*Information shown:*
=-=-=-=-=
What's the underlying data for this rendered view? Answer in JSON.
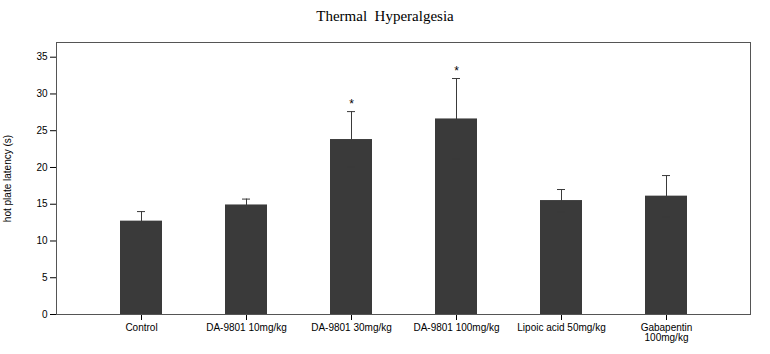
{
  "chart_data": {
    "type": "bar",
    "title": "Thermal  Hyperalgesia",
    "ylabel": "hot plate latency (s)",
    "categories": [
      "Control",
      "DA-9801 10mg/kg",
      "DA-9801 30mg/kg",
      "DA-9801 100mg/kg",
      "Lipoic acid 50mg/kg",
      "Gabapentin\n100mg/kg"
    ],
    "values": [
      12.7,
      14.9,
      23.8,
      26.6,
      15.5,
      16.1
    ],
    "errors": [
      1.3,
      0.8,
      3.8,
      5.5,
      1.5,
      2.8
    ],
    "significance": [
      false,
      false,
      true,
      true,
      false,
      false
    ],
    "sig_symbol": "*",
    "color": "#3a3a3a",
    "ylim": [
      0,
      37
    ],
    "yticks": [
      0,
      5,
      10,
      15,
      20,
      25,
      30,
      35
    ],
    "grid": false
  }
}
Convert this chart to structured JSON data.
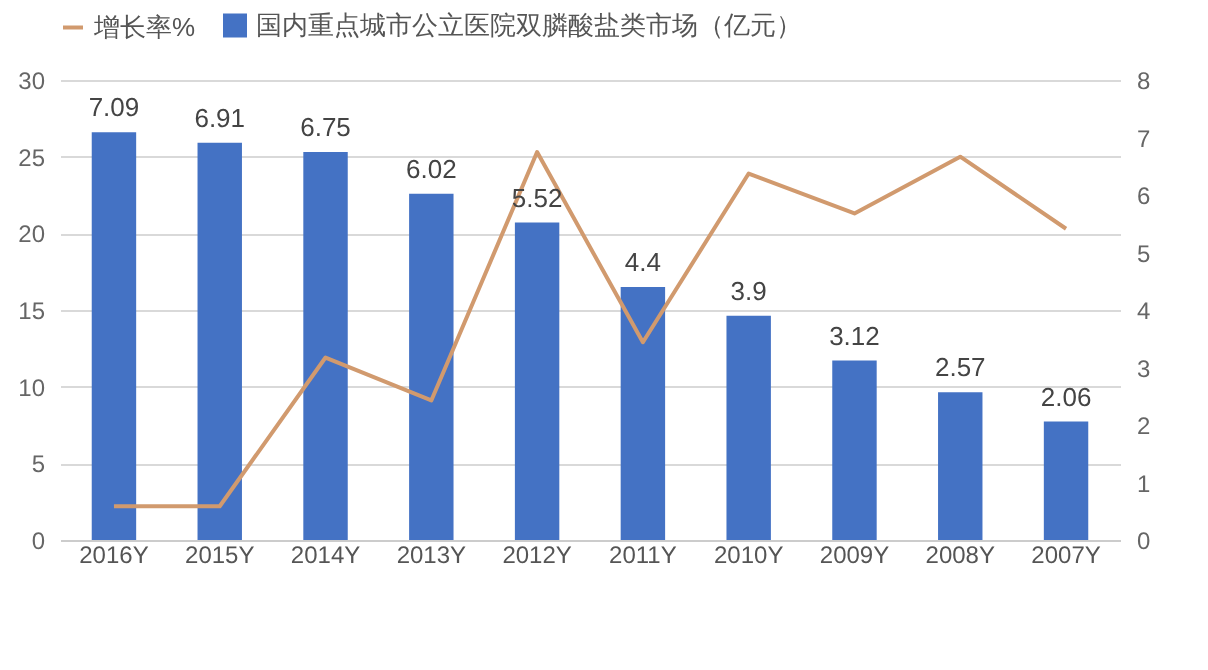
{
  "chart_data": {
    "type": "bar",
    "categories": [
      "2016Y",
      "2015Y",
      "2014Y",
      "2013Y",
      "2012Y",
      "2011Y",
      "2010Y",
      "2009Y",
      "2008Y",
      "2007Y"
    ],
    "series": [
      {
        "name": "增长率%",
        "type": "line",
        "color": "#d19a6e",
        "values": [
          2.2,
          2.2,
          11.9,
          9.1,
          25.3,
          12.9,
          23.9,
          21.3,
          25.0,
          20.3
        ]
      },
      {
        "name": "国内重点城市公立医院双膦酸盐类市场（亿元）",
        "axis": "y2",
        "color": "#4472c4",
        "values": [
          7.09,
          6.91,
          6.75,
          6.02,
          5.52,
          4.4,
          3.9,
          3.12,
          2.57,
          2.06
        ],
        "value_labels": [
          "7.09",
          "6.91",
          "6.75",
          "6.02",
          "5.52",
          "4.4",
          "3.9",
          "3.12",
          "2.57",
          "2.06"
        ]
      }
    ],
    "ylim": [
      0,
      30
    ],
    "yticks": [
      0,
      5,
      10,
      15,
      20,
      25,
      30
    ],
    "y2lim": [
      0,
      8
    ],
    "y2ticks": [
      0,
      1,
      2,
      3,
      4,
      5,
      6,
      7,
      8
    ],
    "grid": "y",
    "legend": "top"
  }
}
=-=-=-=-=
*Task goal:* Write out each line again precisely as it appears, skipping every picture.

*Task solution:*
What's the underlying data for this rendered view? Answer in JSON.
{
  "chart_data": {
    "type": "bar",
    "title": "Thermal  Hyperalgesia",
    "ylabel": "hot plate latency (s)",
    "categories": [
      "Control",
      "DA-9801 10mg/kg",
      "DA-9801 30mg/kg",
      "DA-9801 100mg/kg",
      "Lipoic acid 50mg/kg",
      "Gabapentin\n100mg/kg"
    ],
    "values": [
      12.7,
      14.9,
      23.8,
      26.6,
      15.5,
      16.1
    ],
    "errors": [
      1.3,
      0.8,
      3.8,
      5.5,
      1.5,
      2.8
    ],
    "significance": [
      false,
      false,
      true,
      true,
      false,
      false
    ],
    "sig_symbol": "*",
    "color": "#3a3a3a",
    "ylim": [
      0,
      37
    ],
    "yticks": [
      0,
      5,
      10,
      15,
      20,
      25,
      30,
      35
    ],
    "grid": false
  }
}
Convert this chart to structured JSON data.
{
  "chart_data": {
    "type": "bar",
    "categories": [
      "2016Y",
      "2015Y",
      "2014Y",
      "2013Y",
      "2012Y",
      "2011Y",
      "2010Y",
      "2009Y",
      "2008Y",
      "2007Y"
    ],
    "series": [
      {
        "name": "增长率%",
        "type": "line",
        "color": "#d19a6e",
        "values": [
          2.2,
          2.2,
          11.9,
          9.1,
          25.3,
          12.9,
          23.9,
          21.3,
          25.0,
          20.3
        ]
      },
      {
        "name": "国内重点城市公立医院双膦酸盐类市场（亿元）",
        "axis": "y2",
        "color": "#4472c4",
        "values": [
          7.09,
          6.91,
          6.75,
          6.02,
          5.52,
          4.4,
          3.9,
          3.12,
          2.57,
          2.06
        ],
        "value_labels": [
          "7.09",
          "6.91",
          "6.75",
          "6.02",
          "5.52",
          "4.4",
          "3.9",
          "3.12",
          "2.57",
          "2.06"
        ]
      }
    ],
    "ylim": [
      0,
      30
    ],
    "yticks": [
      0,
      5,
      10,
      15,
      20,
      25,
      30
    ],
    "y2lim": [
      0,
      8
    ],
    "y2ticks": [
      0,
      1,
      2,
      3,
      4,
      5,
      6,
      7,
      8
    ],
    "grid": "y",
    "legend": "top"
  }
}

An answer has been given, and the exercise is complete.